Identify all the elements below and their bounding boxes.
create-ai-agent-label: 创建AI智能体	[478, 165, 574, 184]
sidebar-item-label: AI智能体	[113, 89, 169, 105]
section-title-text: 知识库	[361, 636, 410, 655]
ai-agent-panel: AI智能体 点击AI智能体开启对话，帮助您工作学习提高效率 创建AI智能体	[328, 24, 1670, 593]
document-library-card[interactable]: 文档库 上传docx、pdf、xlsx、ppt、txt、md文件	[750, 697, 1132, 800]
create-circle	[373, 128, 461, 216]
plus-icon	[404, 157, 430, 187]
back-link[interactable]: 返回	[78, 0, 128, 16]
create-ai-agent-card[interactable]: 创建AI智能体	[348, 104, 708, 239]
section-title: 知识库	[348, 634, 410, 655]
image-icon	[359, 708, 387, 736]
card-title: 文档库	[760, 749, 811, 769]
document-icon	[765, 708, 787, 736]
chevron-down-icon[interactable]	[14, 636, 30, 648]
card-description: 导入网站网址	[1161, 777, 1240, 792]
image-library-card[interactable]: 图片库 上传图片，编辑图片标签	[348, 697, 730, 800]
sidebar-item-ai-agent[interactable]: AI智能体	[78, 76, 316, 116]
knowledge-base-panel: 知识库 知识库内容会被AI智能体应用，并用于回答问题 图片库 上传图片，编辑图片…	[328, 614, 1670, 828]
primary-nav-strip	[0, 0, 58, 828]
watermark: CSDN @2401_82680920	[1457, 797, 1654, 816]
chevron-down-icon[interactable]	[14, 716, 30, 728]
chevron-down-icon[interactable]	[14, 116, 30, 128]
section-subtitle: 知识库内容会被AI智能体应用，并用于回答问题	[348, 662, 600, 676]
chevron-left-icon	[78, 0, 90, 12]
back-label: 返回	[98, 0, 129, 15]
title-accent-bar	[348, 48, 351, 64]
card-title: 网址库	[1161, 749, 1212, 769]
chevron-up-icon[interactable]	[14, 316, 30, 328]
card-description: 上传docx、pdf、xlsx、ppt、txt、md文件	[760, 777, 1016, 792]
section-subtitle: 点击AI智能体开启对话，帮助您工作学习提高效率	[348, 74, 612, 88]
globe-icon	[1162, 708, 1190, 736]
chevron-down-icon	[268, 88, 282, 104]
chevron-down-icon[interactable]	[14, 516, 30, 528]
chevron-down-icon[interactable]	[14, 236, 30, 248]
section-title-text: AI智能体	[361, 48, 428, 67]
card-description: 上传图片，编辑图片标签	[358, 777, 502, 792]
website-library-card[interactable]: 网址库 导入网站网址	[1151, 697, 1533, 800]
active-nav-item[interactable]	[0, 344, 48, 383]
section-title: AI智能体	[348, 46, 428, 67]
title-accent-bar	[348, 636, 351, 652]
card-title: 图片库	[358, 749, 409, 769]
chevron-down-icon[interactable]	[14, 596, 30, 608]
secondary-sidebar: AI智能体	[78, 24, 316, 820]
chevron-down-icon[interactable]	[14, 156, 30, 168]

**SET TASK:** Reproduce the data word for word, covering the stretch from its first line through the line that contains "116, 30, 128]", with both of those lines included.

**REPLY:**
Identify all the elements below and their bounding boxes.
create-ai-agent-label: 创建AI智能体	[478, 165, 574, 184]
sidebar-item-label: AI智能体	[113, 89, 169, 105]
section-title-text: 知识库	[361, 636, 410, 655]
ai-agent-panel: AI智能体 点击AI智能体开启对话，帮助您工作学习提高效率 创建AI智能体	[328, 24, 1670, 593]
document-library-card[interactable]: 文档库 上传docx、pdf、xlsx、ppt、txt、md文件	[750, 697, 1132, 800]
create-circle	[373, 128, 461, 216]
plus-icon	[404, 157, 430, 187]
back-link[interactable]: 返回	[78, 0, 128, 16]
create-ai-agent-card[interactable]: 创建AI智能体	[348, 104, 708, 239]
section-title: 知识库	[348, 634, 410, 655]
image-icon	[359, 708, 387, 736]
card-title: 文档库	[760, 749, 811, 769]
document-icon	[765, 708, 787, 736]
chevron-down-icon[interactable]	[14, 636, 30, 648]
card-description: 导入网站网址	[1161, 777, 1240, 792]
image-library-card[interactable]: 图片库 上传图片，编辑图片标签	[348, 697, 730, 800]
sidebar-item-ai-agent[interactable]: AI智能体	[78, 76, 316, 116]
knowledge-base-panel: 知识库 知识库内容会被AI智能体应用，并用于回答问题 图片库 上传图片，编辑图片…	[328, 614, 1670, 828]
primary-nav-strip	[0, 0, 58, 828]
watermark: CSDN @2401_82680920	[1457, 797, 1654, 816]
chevron-down-icon[interactable]	[14, 716, 30, 728]
chevron-down-icon[interactable]	[14, 116, 30, 128]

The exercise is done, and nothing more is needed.